* **WRITTEN PROBLEM**
Go through the records and give each one again exactly.

* **SUPPLIED MATERIAL**
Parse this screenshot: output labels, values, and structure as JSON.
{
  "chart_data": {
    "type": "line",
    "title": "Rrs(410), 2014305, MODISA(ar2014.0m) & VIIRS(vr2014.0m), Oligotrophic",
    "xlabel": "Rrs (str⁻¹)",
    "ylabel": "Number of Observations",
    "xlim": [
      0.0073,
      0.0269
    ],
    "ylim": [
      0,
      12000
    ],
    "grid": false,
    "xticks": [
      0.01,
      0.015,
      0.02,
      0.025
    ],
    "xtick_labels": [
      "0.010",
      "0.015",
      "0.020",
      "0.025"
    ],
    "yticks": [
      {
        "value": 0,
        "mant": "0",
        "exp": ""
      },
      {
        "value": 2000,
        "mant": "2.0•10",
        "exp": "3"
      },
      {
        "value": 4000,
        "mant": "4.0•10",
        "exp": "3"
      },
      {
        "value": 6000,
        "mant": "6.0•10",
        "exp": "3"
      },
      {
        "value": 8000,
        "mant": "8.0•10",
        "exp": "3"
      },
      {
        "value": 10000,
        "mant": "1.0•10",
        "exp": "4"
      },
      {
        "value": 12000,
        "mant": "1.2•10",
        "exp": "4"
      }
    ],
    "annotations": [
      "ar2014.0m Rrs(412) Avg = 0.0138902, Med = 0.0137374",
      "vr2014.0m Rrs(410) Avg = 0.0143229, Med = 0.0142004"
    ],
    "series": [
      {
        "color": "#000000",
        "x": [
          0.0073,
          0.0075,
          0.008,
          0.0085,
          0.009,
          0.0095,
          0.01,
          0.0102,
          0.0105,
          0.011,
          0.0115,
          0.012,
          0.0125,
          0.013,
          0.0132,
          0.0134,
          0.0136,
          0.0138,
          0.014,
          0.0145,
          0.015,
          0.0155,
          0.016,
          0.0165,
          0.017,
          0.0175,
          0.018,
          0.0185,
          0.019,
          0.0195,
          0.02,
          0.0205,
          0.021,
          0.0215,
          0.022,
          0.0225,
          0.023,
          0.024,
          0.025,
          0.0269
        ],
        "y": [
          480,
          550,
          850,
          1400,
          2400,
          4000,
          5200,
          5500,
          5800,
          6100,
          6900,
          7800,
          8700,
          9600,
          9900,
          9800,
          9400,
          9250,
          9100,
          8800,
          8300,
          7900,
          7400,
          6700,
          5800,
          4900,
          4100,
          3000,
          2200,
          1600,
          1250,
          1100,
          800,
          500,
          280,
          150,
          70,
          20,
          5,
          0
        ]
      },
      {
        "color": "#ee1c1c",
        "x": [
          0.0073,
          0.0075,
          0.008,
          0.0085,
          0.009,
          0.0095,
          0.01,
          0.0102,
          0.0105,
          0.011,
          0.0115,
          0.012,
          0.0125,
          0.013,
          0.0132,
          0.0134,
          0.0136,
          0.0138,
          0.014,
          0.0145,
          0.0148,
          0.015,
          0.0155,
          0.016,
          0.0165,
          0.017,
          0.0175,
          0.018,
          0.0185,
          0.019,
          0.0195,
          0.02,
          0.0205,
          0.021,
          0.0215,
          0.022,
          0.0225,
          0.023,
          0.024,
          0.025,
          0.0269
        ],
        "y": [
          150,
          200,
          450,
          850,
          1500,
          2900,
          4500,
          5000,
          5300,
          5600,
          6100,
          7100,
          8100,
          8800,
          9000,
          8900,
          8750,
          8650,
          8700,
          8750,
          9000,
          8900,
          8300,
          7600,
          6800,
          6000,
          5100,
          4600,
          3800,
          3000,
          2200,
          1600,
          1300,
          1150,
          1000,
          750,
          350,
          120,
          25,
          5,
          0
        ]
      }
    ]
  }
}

* **FULL OUTPUT**
Parse this screenshot: output labels, values, and structure as JSON.
{
  "chart_data": {
    "type": "line",
    "title": "Rrs(410), 2014305, MODISA(ar2014.0m) & VIIRS(vr2014.0m), Oligotrophic",
    "xlabel": "Rrs (str⁻¹)",
    "ylabel": "Number of Observations",
    "xlim": [
      0.0073,
      0.0269
    ],
    "ylim": [
      0,
      12000
    ],
    "grid": false,
    "xticks": [
      0.01,
      0.015,
      0.02,
      0.025
    ],
    "xtick_labels": [
      "0.010",
      "0.015",
      "0.020",
      "0.025"
    ],
    "yticks": [
      {
        "value": 0,
        "mant": "0",
        "exp": ""
      },
      {
        "value": 2000,
        "mant": "2.0•10",
        "exp": "3"
      },
      {
        "value": 4000,
        "mant": "4.0•10",
        "exp": "3"
      },
      {
        "value": 6000,
        "mant": "6.0•10",
        "exp": "3"
      },
      {
        "value": 8000,
        "mant": "8.0•10",
        "exp": "3"
      },
      {
        "value": 10000,
        "mant": "1.0•10",
        "exp": "4"
      },
      {
        "value": 12000,
        "mant": "1.2•10",
        "exp": "4"
      }
    ],
    "annotations": [
      "ar2014.0m Rrs(412) Avg = 0.0138902, Med = 0.0137374",
      "vr2014.0m Rrs(410) Avg = 0.0143229, Med = 0.0142004"
    ],
    "series": [
      {
        "color": "#000000",
        "x": [
          0.0073,
          0.0075,
          0.008,
          0.0085,
          0.009,
          0.0095,
          0.01,
          0.0102,
          0.0105,
          0.011,
          0.0115,
          0.012,
          0.0125,
          0.013,
          0.0132,
          0.0134,
          0.0136,
          0.0138,
          0.014,
          0.0145,
          0.015,
          0.0155,
          0.016,
          0.0165,
          0.017,
          0.0175,
          0.018,
          0.0185,
          0.019,
          0.0195,
          0.02,
          0.0205,
          0.021,
          0.0215,
          0.022,
          0.0225,
          0.023,
          0.024,
          0.025,
          0.0269
        ],
        "y": [
          480,
          550,
          850,
          1400,
          2400,
          4000,
          5200,
          5500,
          5800,
          6100,
          6900,
          7800,
          8700,
          9600,
          9900,
          9800,
          9400,
          9250,
          9100,
          8800,
          8300,
          7900,
          7400,
          6700,
          5800,
          4900,
          4100,
          3000,
          2200,
          1600,
          1250,
          1100,
          800,
          500,
          280,
          150,
          70,
          20,
          5,
          0
        ]
      },
      {
        "color": "#ee1c1c",
        "x": [
          0.0073,
          0.0075,
          0.008,
          0.0085,
          0.009,
          0.0095,
          0.01,
          0.0102,
          0.0105,
          0.011,
          0.0115,
          0.012,
          0.0125,
          0.013,
          0.0132,
          0.0134,
          0.0136,
          0.0138,
          0.014,
          0.0145,
          0.0148,
          0.015,
          0.0155,
          0.016,
          0.0165,
          0.017,
          0.0175,
          0.018,
          0.0185,
          0.019,
          0.0195,
          0.02,
          0.0205,
          0.021,
          0.0215,
          0.022,
          0.0225,
          0.023,
          0.024,
          0.025,
          0.0269
        ],
        "y": [
          150,
          200,
          450,
          850,
          1500,
          2900,
          4500,
          5000,
          5300,
          5600,
          6100,
          7100,
          8100,
          8800,
          9000,
          8900,
          8750,
          8650,
          8700,
          8750,
          9000,
          8900,
          8300,
          7600,
          6800,
          6000,
          5100,
          4600,
          3800,
          3000,
          2200,
          1600,
          1300,
          1150,
          1000,
          750,
          350,
          120,
          25,
          5,
          0
        ]
      }
    ]
  }
}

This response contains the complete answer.